## start
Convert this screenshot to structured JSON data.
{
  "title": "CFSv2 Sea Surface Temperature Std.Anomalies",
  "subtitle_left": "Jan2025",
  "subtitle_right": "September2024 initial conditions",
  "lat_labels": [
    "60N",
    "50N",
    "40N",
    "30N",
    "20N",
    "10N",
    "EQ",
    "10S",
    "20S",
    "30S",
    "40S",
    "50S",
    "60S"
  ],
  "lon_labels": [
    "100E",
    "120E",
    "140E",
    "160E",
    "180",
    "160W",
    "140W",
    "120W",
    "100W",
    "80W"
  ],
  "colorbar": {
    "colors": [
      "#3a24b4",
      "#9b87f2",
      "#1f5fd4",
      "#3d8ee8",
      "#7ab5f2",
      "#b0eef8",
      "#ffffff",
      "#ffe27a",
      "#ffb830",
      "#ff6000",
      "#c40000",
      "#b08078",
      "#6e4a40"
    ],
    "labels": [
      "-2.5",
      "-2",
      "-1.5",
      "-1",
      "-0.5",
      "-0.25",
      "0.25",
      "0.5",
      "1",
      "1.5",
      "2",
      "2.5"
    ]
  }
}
## end
Objective:
Repeat the records above exactly.

Result below:
Convert this screenshot to structured JSON data.
{
  "title": "CFSv2 Sea Surface Temperature Std.Anomalies",
  "subtitle_left": "Jan2025",
  "subtitle_right": "September2024 initial conditions",
  "lat_labels": [
    "60N",
    "50N",
    "40N",
    "30N",
    "20N",
    "10N",
    "EQ",
    "10S",
    "20S",
    "30S",
    "40S",
    "50S",
    "60S"
  ],
  "lon_labels": [
    "100E",
    "120E",
    "140E",
    "160E",
    "180",
    "160W",
    "140W",
    "120W",
    "100W",
    "80W"
  ],
  "colorbar": {
    "colors": [
      "#3a24b4",
      "#9b87f2",
      "#1f5fd4",
      "#3d8ee8",
      "#7ab5f2",
      "#b0eef8",
      "#ffffff",
      "#ffe27a",
      "#ffb830",
      "#ff6000",
      "#c40000",
      "#b08078",
      "#6e4a40"
    ],
    "labels": [
      "-2.5",
      "-2",
      "-1.5",
      "-1",
      "-0.5",
      "-0.25",
      "0.25",
      "0.5",
      "1",
      "1.5",
      "2",
      "2.5"
    ]
  }
}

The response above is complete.